- _Task requirements_
Repeat exactly each line of the data provided below.

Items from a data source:

+ + + + +

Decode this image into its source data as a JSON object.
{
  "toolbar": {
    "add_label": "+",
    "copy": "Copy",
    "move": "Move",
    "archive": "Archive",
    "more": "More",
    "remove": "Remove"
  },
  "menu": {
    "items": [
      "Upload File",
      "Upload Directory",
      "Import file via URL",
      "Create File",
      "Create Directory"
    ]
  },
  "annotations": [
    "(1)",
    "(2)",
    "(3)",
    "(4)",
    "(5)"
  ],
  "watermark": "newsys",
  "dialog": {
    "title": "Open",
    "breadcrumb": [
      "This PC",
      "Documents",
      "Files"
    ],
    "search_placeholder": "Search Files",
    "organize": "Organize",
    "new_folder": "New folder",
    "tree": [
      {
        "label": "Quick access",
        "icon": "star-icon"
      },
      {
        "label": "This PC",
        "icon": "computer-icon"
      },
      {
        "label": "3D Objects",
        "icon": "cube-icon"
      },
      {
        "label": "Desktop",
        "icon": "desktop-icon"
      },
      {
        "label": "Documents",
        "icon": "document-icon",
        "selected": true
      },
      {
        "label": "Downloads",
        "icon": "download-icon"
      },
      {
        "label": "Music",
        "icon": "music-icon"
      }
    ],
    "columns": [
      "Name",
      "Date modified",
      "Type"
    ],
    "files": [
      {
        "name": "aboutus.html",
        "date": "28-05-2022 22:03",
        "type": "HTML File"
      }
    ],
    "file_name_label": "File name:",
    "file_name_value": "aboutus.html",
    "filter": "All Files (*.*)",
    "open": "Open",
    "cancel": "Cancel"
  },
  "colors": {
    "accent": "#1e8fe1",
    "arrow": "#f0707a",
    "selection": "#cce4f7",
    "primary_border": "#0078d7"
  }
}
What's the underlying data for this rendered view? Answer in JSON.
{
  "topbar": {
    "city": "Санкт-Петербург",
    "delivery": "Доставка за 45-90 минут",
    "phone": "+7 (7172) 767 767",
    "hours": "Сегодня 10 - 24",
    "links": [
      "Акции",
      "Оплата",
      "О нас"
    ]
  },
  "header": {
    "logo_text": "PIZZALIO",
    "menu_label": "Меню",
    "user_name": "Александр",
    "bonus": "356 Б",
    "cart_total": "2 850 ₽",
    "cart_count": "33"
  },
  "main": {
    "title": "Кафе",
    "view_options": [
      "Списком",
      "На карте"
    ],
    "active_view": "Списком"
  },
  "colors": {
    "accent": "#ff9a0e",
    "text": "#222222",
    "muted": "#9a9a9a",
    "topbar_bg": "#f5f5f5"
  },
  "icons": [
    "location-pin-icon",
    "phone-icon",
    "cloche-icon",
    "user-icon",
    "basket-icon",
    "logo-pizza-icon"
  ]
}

+ + + + +

- _Answer to the task_
Decode this image into its source data as a JSON object.
{
  "toolbar": {
    "add_label": "+",
    "copy": "Copy",
    "move": "Move",
    "archive": "Archive",
    "more": "More",
    "remove": "Remove"
  },
  "menu": {
    "items": [
      "Upload File",
      "Upload Directory",
      "Import file via URL",
      "Create File",
      "Create Directory"
    ]
  },
  "annotations": [
    "(1)",
    "(2)",
    "(3)",
    "(4)",
    "(5)"
  ],
  "watermark": "newsys",
  "dialog": {
    "title": "Open",
    "breadcrumb": [
      "This PC",
      "Documents",
      "Files"
    ],
    "search_placeholder": "Search Files",
    "organize": "Organize",
    "new_folder": "New folder",
    "tree": [
      {
        "label": "Quick access",
        "icon": "star-icon"
      },
      {
        "label": "This PC",
        "icon": "computer-icon"
      },
      {
        "label": "3D Objects",
        "icon": "cube-icon"
      },
      {
        "label": "Desktop",
        "icon": "desktop-icon"
      },
      {
        "label": "Documents",
        "icon": "document-icon",
        "selected": true
      },
      {
        "label": "Downloads",
        "icon": "download-icon"
      },
      {
        "label": "Music",
        "icon": "music-icon"
      }
    ],
    "columns": [
      "Name",
      "Date modified",
      "Type"
    ],
    "files": [
      {
        "name": "aboutus.html",
        "date": "28-05-2022 22:03",
        "type": "HTML File"
      }
    ],
    "file_name_label": "File name:",
    "file_name_value": "aboutus.html",
    "filter": "All Files (*.*)",
    "open": "Open",
    "cancel": "Cancel"
  },
  "colors": {
    "accent": "#1e8fe1",
    "arrow": "#f0707a",
    "selection": "#cce4f7",
    "primary_border": "#0078d7"
  }
}
What's the underlying data for this rendered view? Answer in JSON.
{
  "topbar": {
    "city": "Санкт-Петербург",
    "delivery": "Доставка за 45-90 минут",
    "phone": "+7 (7172) 767 767",
    "hours": "Сегодня 10 - 24",
    "links": [
      "Акции",
      "Оплата",
      "О нас"
    ]
  },
  "header": {
    "logo_text": "PIZZALIO",
    "menu_label": "Меню",
    "user_name": "Александр",
    "bonus": "356 Б",
    "cart_total": "2 850 ₽",
    "cart_count": "33"
  },
  "main": {
    "title": "Кафе",
    "view_options": [
      "Списком",
      "На карте"
    ],
    "active_view": "Списком"
  },
  "colors": {
    "accent": "#ff9a0e",
    "text": "#222222",
    "muted": "#9a9a9a",
    "topbar_bg": "#f5f5f5"
  },
  "icons": [
    "location-pin-icon",
    "phone-icon",
    "cloche-icon",
    "user-icon",
    "basket-icon",
    "logo-pizza-icon"
  ]
}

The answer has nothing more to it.